>> Begin DATA TO USE
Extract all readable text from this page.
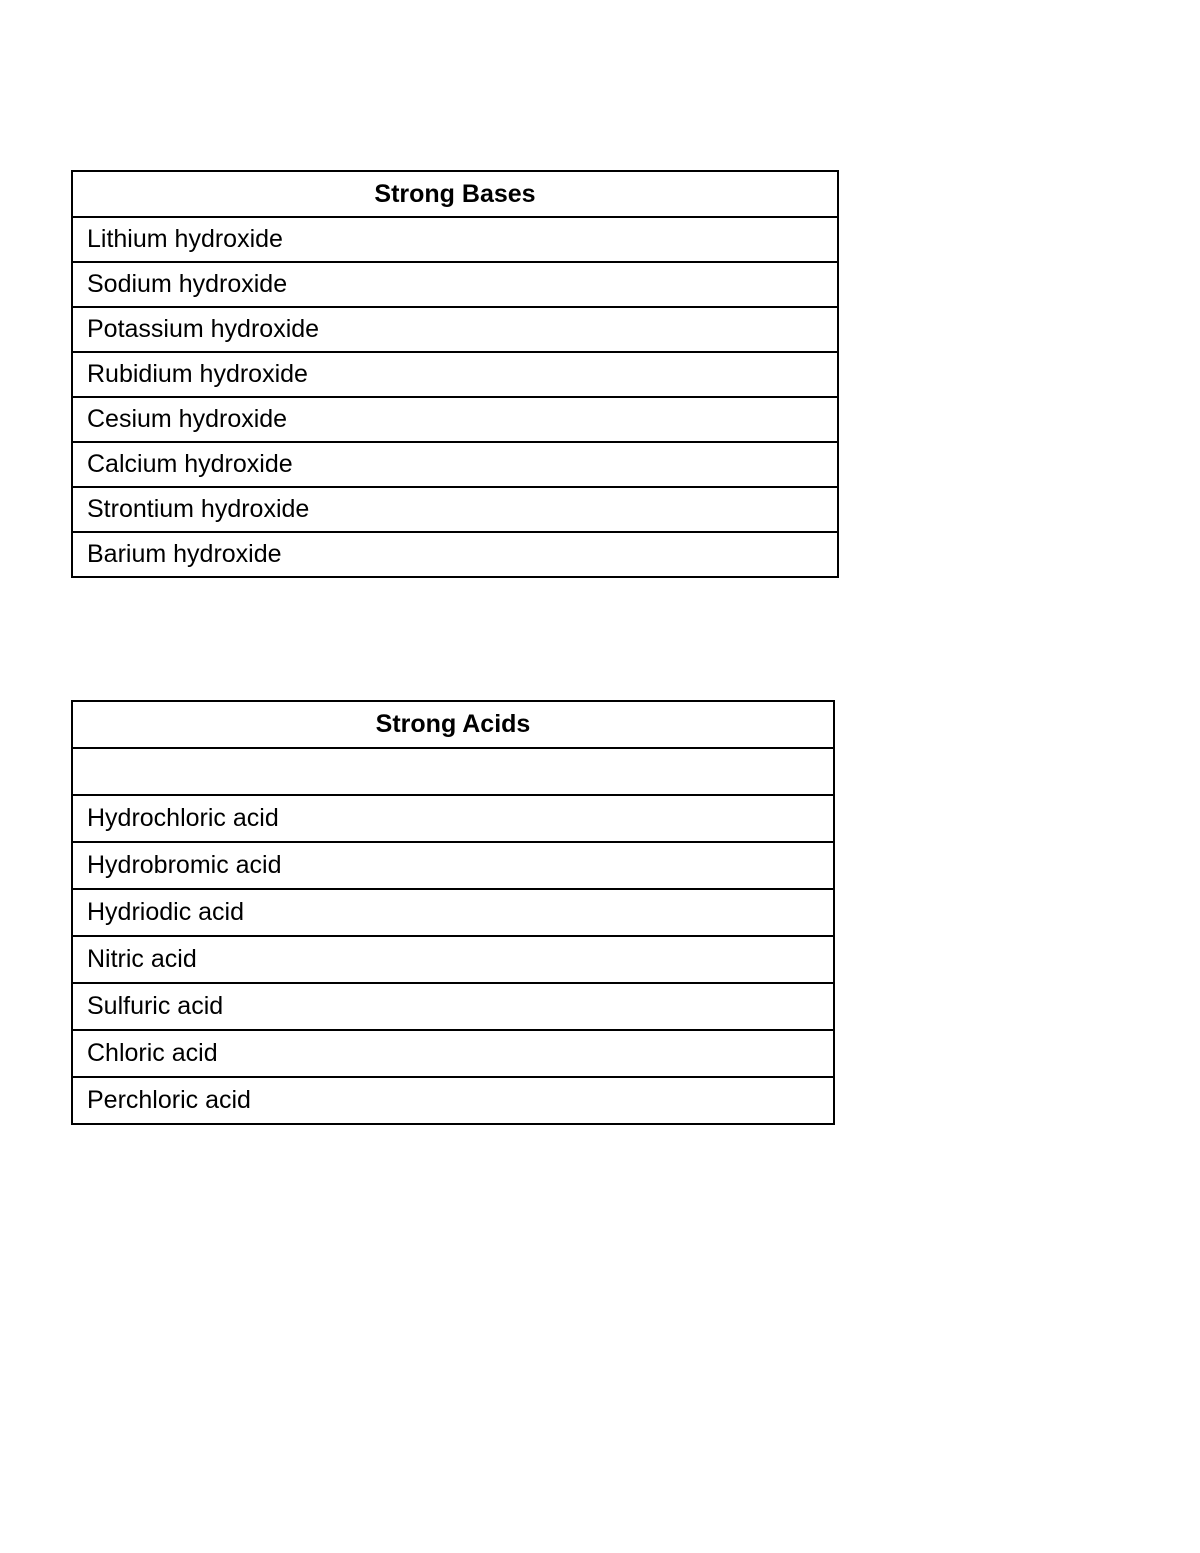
Strong Bases
Lithium hydroxide
Sodium hydroxide
Potassium hydroxide
Rubidium hydroxide
Cesium hydroxide
Calcium hydroxide
Strontium hydroxide
Barium hydroxide
Strong Acids

Hydrochloric acid
Hydrobromic acid
Hydriodic acid
Nitric acid
Sulfuric acid
Chloric acid
Perchloric acid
>> End DATA TO USE
» **SET EXERCISE**
Transcribe all the records above word for word, without their images.

» **CORRECT OUTPUT**
Extract all readable text from this page.
Strong Bases
Lithium hydroxide
Sodium hydroxide
Potassium hydroxide
Rubidium hydroxide
Cesium hydroxide
Calcium hydroxide
Strontium hydroxide
Barium hydroxide
Strong Acids

Hydrochloric acid
Hydrobromic acid
Hydriodic acid
Nitric acid
Sulfuric acid
Chloric acid
Perchloric acid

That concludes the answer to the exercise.